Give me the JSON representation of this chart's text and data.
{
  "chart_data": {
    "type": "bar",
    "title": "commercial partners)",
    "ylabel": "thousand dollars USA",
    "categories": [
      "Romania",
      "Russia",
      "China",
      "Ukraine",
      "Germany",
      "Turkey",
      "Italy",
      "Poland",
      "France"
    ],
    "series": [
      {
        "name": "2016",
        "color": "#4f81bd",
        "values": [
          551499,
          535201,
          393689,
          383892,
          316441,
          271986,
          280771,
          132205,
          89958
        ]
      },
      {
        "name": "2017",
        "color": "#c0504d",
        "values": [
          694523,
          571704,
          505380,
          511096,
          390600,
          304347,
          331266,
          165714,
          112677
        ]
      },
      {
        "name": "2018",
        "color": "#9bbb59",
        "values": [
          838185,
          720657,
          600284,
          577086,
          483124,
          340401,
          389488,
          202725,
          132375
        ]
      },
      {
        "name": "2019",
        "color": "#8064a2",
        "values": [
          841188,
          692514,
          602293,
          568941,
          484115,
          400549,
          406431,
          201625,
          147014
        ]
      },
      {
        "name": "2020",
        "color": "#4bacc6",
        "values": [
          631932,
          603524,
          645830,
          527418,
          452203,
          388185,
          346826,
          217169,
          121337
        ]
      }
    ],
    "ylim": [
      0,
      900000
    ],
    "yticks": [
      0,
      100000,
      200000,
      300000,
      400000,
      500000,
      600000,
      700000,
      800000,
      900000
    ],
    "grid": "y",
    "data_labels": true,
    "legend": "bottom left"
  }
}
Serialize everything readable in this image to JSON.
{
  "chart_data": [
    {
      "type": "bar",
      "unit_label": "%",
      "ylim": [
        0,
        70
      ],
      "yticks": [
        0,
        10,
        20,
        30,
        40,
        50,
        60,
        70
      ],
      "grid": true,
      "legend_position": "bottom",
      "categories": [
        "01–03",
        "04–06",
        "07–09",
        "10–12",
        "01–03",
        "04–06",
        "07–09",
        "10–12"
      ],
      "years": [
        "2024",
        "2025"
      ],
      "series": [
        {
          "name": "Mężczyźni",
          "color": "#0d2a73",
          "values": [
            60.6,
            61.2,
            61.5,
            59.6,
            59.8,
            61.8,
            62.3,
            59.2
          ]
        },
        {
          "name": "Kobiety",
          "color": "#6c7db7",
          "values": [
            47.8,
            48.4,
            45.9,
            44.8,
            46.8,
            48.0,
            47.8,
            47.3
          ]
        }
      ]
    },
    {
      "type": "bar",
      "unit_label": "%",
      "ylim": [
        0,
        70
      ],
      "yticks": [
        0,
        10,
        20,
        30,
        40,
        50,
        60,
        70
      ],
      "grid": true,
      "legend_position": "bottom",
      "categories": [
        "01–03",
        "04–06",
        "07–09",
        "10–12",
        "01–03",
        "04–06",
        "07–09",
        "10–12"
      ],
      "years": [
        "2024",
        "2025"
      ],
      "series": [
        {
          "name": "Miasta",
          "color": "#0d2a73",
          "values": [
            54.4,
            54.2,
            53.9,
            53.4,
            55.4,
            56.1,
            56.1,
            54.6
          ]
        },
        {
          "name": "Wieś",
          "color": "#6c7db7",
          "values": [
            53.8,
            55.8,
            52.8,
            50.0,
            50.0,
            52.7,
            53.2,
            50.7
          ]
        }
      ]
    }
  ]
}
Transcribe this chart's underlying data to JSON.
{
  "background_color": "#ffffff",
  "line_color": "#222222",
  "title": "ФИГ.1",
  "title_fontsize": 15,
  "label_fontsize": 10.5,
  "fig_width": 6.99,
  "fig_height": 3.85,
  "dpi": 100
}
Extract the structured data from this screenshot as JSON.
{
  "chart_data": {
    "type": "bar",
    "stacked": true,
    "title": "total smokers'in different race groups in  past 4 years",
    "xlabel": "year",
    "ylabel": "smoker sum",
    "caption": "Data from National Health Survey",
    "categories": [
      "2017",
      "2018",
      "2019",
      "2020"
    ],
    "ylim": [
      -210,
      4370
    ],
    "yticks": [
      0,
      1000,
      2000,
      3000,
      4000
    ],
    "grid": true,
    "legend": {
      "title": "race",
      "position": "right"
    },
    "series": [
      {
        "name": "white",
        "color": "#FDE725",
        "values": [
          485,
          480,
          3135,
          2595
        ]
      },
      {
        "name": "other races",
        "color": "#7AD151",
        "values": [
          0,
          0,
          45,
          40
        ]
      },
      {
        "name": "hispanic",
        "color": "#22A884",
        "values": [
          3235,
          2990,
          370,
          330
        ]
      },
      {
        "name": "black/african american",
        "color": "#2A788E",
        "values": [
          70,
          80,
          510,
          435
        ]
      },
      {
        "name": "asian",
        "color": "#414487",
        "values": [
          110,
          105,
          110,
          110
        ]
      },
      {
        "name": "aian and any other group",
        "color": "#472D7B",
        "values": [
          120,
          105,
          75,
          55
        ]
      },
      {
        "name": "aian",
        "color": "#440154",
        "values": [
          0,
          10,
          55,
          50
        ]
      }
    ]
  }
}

####

Using the data above, repeat every line exactly.

Result for this exercise:
Give me the JSON representation of this chart's text and data.
{
  "chart_data": {
    "type": "bar",
    "title": "commercial partners)",
    "ylabel": "thousand dollars USA",
    "categories": [
      "Romania",
      "Russia",
      "China",
      "Ukraine",
      "Germany",
      "Turkey",
      "Italy",
      "Poland",
      "France"
    ],
    "series": [
      {
        "name": "2016",
        "color": "#4f81bd",
        "values": [
          551499,
          535201,
          393689,
          383892,
          316441,
          271986,
          280771,
          132205,
          89958
        ]
      },
      {
        "name": "2017",
        "color": "#c0504d",
        "values": [
          694523,
          571704,
          505380,
          511096,
          390600,
          304347,
          331266,
          165714,
          112677
        ]
      },
      {
        "name": "2018",
        "color": "#9bbb59",
        "values": [
          838185,
          720657,
          600284,
          577086,
          483124,
          340401,
          389488,
          202725,
          132375
        ]
      },
      {
        "name": "2019",
        "color": "#8064a2",
        "values": [
          841188,
          692514,
          602293,
          568941,
          484115,
          400549,
          406431,
          201625,
          147014
        ]
      },
      {
        "name": "2020",
        "color": "#4bacc6",
        "values": [
          631932,
          603524,
          645830,
          527418,
          452203,
          388185,
          346826,
          217169,
          121337
        ]
      }
    ],
    "ylim": [
      0,
      900000
    ],
    "yticks": [
      0,
      100000,
      200000,
      300000,
      400000,
      500000,
      600000,
      700000,
      800000,
      900000
    ],
    "grid": "y",
    "data_labels": true,
    "legend": "bottom left"
  }
}
Serialize everything readable in this image to JSON.
{
  "chart_data": [
    {
      "type": "bar",
      "unit_label": "%",
      "ylim": [
        0,
        70
      ],
      "yticks": [
        0,
        10,
        20,
        30,
        40,
        50,
        60,
        70
      ],
      "grid": true,
      "legend_position": "bottom",
      "categories": [
        "01–03",
        "04–06",
        "07–09",
        "10–12",
        "01–03",
        "04–06",
        "07–09",
        "10–12"
      ],
      "years": [
        "2024",
        "2025"
      ],
      "series": [
        {
          "name": "Mężczyźni",
          "color": "#0d2a73",
          "values": [
            60.6,
            61.2,
            61.5,
            59.6,
            59.8,
            61.8,
            62.3,
            59.2
          ]
        },
        {
          "name": "Kobiety",
          "color": "#6c7db7",
          "values": [
            47.8,
            48.4,
            45.9,
            44.8,
            46.8,
            48.0,
            47.8,
            47.3
          ]
        }
      ]
    },
    {
      "type": "bar",
      "unit_label": "%",
      "ylim": [
        0,
        70
      ],
      "yticks": [
        0,
        10,
        20,
        30,
        40,
        50,
        60,
        70
      ],
      "grid": true,
      "legend_position": "bottom",
      "categories": [
        "01–03",
        "04–06",
        "07–09",
        "10–12",
        "01–03",
        "04–06",
        "07–09",
        "10–12"
      ],
      "years": [
        "2024",
        "2025"
      ],
      "series": [
        {
          "name": "Miasta",
          "color": "#0d2a73",
          "values": [
            54.4,
            54.2,
            53.9,
            53.4,
            55.4,
            56.1,
            56.1,
            54.6
          ]
        },
        {
          "name": "Wieś",
          "color": "#6c7db7",
          "values": [
            53.8,
            55.8,
            52.8,
            50.0,
            50.0,
            52.7,
            53.2,
            50.7
          ]
        }
      ]
    }
  ]
}
Transcribe this chart's underlying data to JSON.
{
  "background_color": "#ffffff",
  "line_color": "#222222",
  "title": "ФИГ.1",
  "title_fontsize": 15,
  "label_fontsize": 10.5,
  "fig_width": 6.99,
  "fig_height": 3.85,
  "dpi": 100
}
Extract the structured data from this screenshot as JSON.
{
  "chart_data": {
    "type": "bar",
    "stacked": true,
    "title": "total smokers'in different race groups in  past 4 years",
    "xlabel": "year",
    "ylabel": "smoker sum",
    "caption": "Data from National Health Survey",
    "categories": [
      "2017",
      "2018",
      "2019",
      "2020"
    ],
    "ylim": [
      -210,
      4370
    ],
    "yticks": [
      0,
      1000,
      2000,
      3000,
      4000
    ],
    "grid": true,
    "legend": {
      "title": "race",
      "position": "right"
    },
    "series": [
      {
        "name": "white",
        "color": "#FDE725",
        "values": [
          485,
          480,
          3135,
          2595
        ]
      },
      {
        "name": "other races",
        "color": "#7AD151",
        "values": [
          0,
          0,
          45,
          40
        ]
      },
      {
        "name": "hispanic",
        "color": "#22A884",
        "values": [
          3235,
          2990,
          370,
          330
        ]
      },
      {
        "name": "black/african american",
        "color": "#2A788E",
        "values": [
          70,
          80,
          510,
          435
        ]
      },
      {
        "name": "asian",
        "color": "#414487",
        "values": [
          110,
          105,
          110,
          110
        ]
      },
      {
        "name": "aian and any other group",
        "color": "#472D7B",
        "values": [
          120,
          105,
          75,
          55
        ]
      },
      {
        "name": "aian",
        "color": "#440154",
        "values": [
          0,
          10,
          55,
          50
        ]
      }
    ]
  }
}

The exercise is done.